* Given records:
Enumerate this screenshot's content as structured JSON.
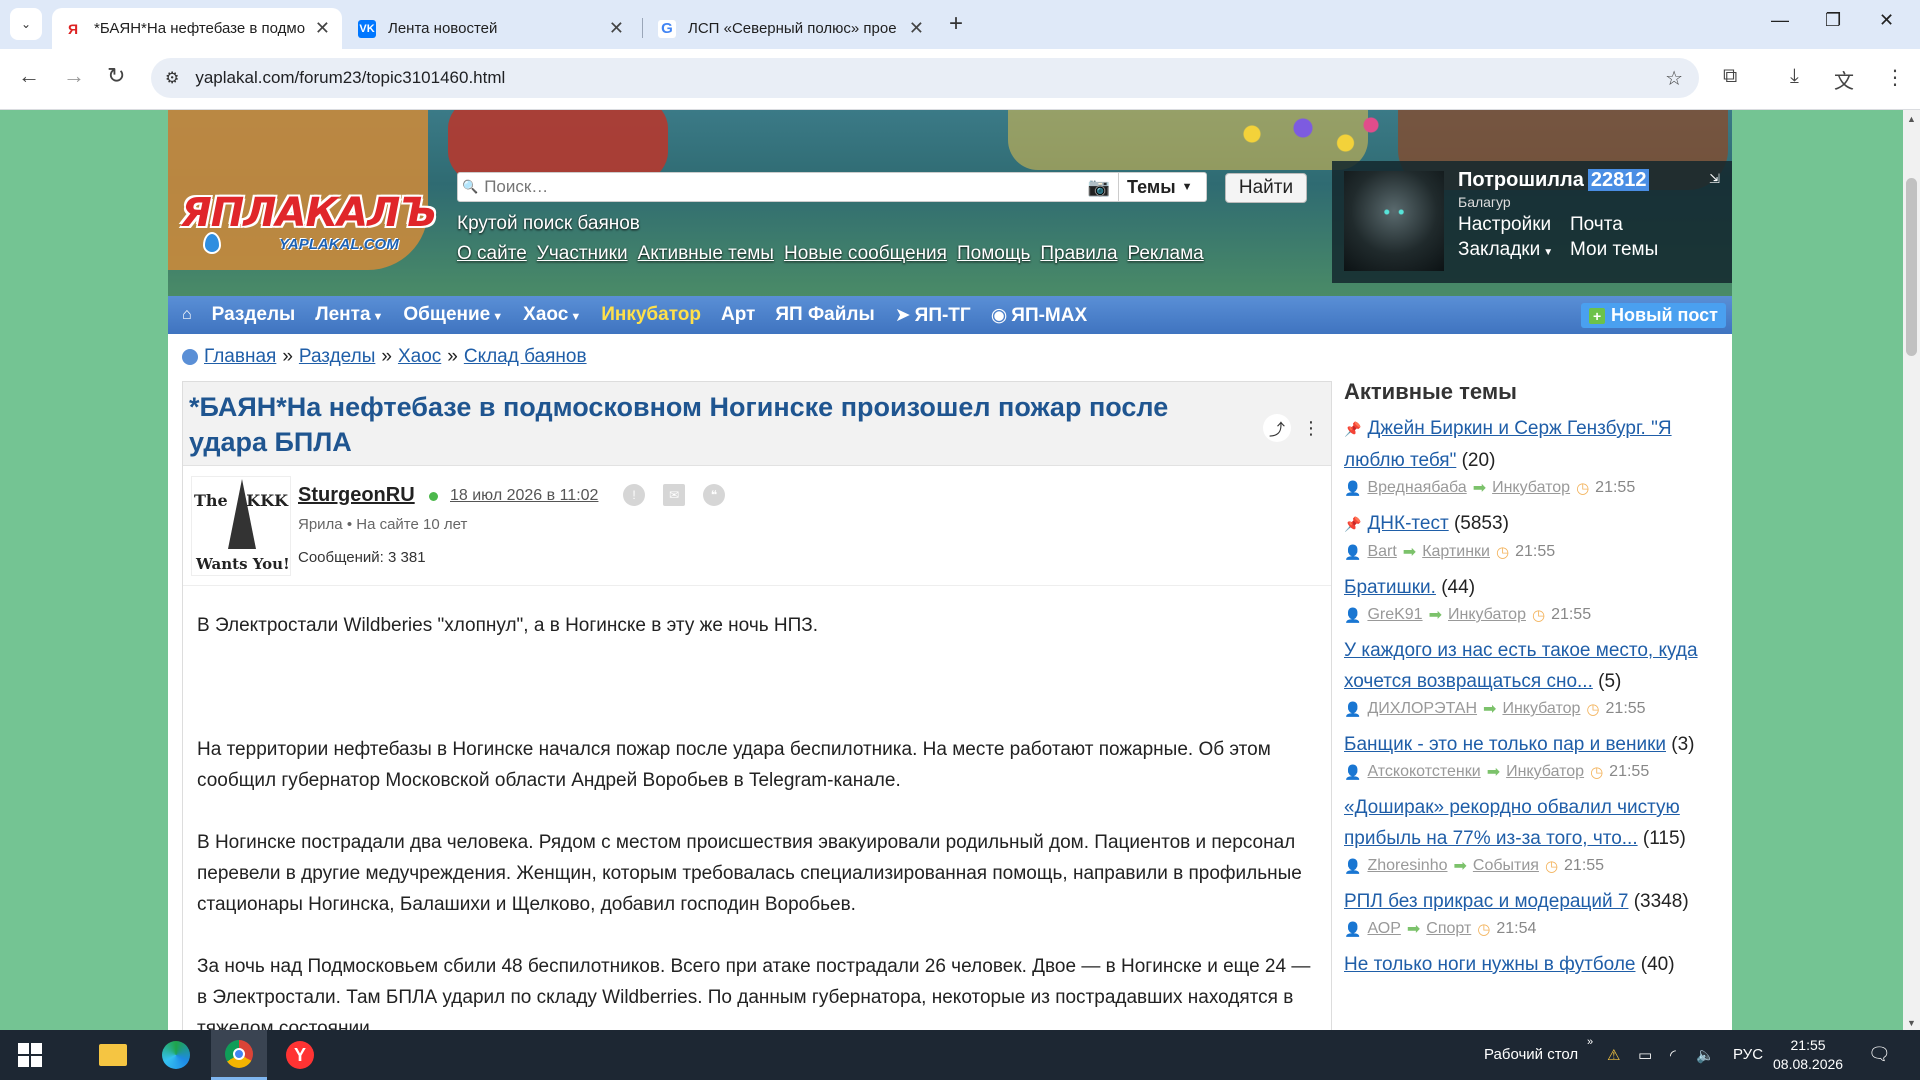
{
  "browser": {
    "tabs": [
      {
        "title": "*БАЯН*На нефтебазе в подмо",
        "favicon": "yaplakal",
        "active": true
      },
      {
        "title": "Лента новостей",
        "favicon": "vk",
        "active": false
      },
      {
        "title": "ЛСП «Северный полюс» прое",
        "favicon": "google",
        "active": false
      }
    ],
    "url": "yaplakal.com/forum23/topic3101460.html"
  },
  "site": {
    "logo_main": "ЯПЛАКАЛЪ",
    "logo_sub": "YAPLAKAL.COM",
    "search_placeholder": "Поиск…",
    "search_scope": "Темы",
    "search_button": "Найти",
    "tagline": "Крутой поиск баянов",
    "top_links": [
      "О сайте",
      "Участники",
      "Активные темы",
      "Новые сообщения",
      "Помощь",
      "Правила",
      "Реклама"
    ],
    "user": {
      "name": "Потрошилла",
      "karma": "22812",
      "rank": "Балагур",
      "links": [
        "Настройки",
        "Почта",
        "Закладки",
        "Мои темы"
      ]
    },
    "nav": [
      "Разделы",
      "Лента",
      "Общение",
      "Хаос",
      "Инкубатор",
      "Арт",
      "ЯП Файлы",
      "ЯП-ТГ",
      "ЯП-MAX"
    ],
    "new_post": "Новый пост"
  },
  "breadcrumbs": [
    "Главная",
    "Разделы",
    "Хаос",
    "Склад баянов"
  ],
  "post": {
    "title": "*БАЯН*На нефтебазе в подмосковном Ногинске произошел пожар после удара БПЛА",
    "author": "SturgeonRU",
    "date": "18 июл 2026 в 11:02",
    "meta": "Ярила  •  На сайте 10 лет",
    "messages": "Сообщений: 3 381",
    "avatar_text": {
      "top_left": "The",
      "top_right": "KKK",
      "bottom": "Wants You!"
    },
    "paragraphs": [
      "В Электростали Wildberies \"хлопнул\", а в Ногинске в эту же ночь НПЗ.",
      "",
      "На территории нефтебазы в Ногинске начался пожар после удара беспилотника. На месте работают пожарные. Об этом сообщил губернатор Московской области Андрей Воробьев в Telegram-канале.",
      "В Ногинске пострадали два человека. Рядом с местом происшествия эвакуировали родильный дом. Пациентов и персонал перевели в другие медучреждения. Женщин, которым требовалась специализированная помощь, направили в профильные стационары Ногинска, Балашихи и Щелково, добавил господин Воробьев.",
      "За ночь над Подмосковьем сбили 48 беспилотников. Всего при атаке пострадали 26 человек. Двое — в Ногинске и еще 24 — в Электростали. Там БПЛА ударил по складу Wildberries. По данным губернатора, некоторые из пострадавших находятся в тяжелом состоянии."
    ]
  },
  "sidebar": {
    "title": "Активные темы",
    "topics": [
      {
        "pinned": true,
        "title": "Джейн Биркин и Серж Гензбург. \"Я люблю тебя\"",
        "count": "(20)",
        "user": "Вреднаябаба",
        "section": "Инкубатор",
        "time": "21:55"
      },
      {
        "pinned": true,
        "title": "ДНК-тест",
        "count": "(5853)",
        "user": "Bart",
        "section": "Картинки",
        "time": "21:55"
      },
      {
        "pinned": false,
        "title": "Братишки.",
        "count": "(44)",
        "user": "GreK91",
        "section": "Инкубатор",
        "time": "21:55"
      },
      {
        "pinned": false,
        "title": "У каждого из нас есть такое место, куда хочется возвращаться сно...",
        "count": "(5)",
        "user": "ДИХЛОРЭТАН",
        "section": "Инкубатор",
        "time": "21:55"
      },
      {
        "pinned": false,
        "title": "Банщик - это не только пар и веники",
        "count": "(3)",
        "user": "Атскокотстенки",
        "section": "Инкубатор",
        "time": "21:55"
      },
      {
        "pinned": false,
        "title": "«Доширак» рекордно обвалил чистую прибыль на 77% из-за того, что...",
        "count": "(115)",
        "user": "Zhoresinho",
        "section": "События",
        "time": "21:55"
      },
      {
        "pinned": false,
        "title": "РПЛ без прикрас и модераций 7",
        "count": "(3348)",
        "user": "АОР",
        "section": "Спорт",
        "time": "21:54"
      },
      {
        "pinned": false,
        "title": "Не только ноги нужны в футболе",
        "count": "(40)",
        "user": "",
        "section": "",
        "time": ""
      }
    ]
  },
  "taskbar": {
    "desktop_label": "Рабочий стол",
    "lang": "РУС",
    "time": "21:55",
    "date": "08.08.2026"
  }
}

* Stated goal: Copy all lines from the listing that contain "count".

* Finished task:
        "count": "(20)",
        "count": "(5853)",
        "count": "(44)",
        "count": "(5)",
        "count": "(3)",
        "count": "(115)",
        "count": "(3348)",
        "count": "(40)",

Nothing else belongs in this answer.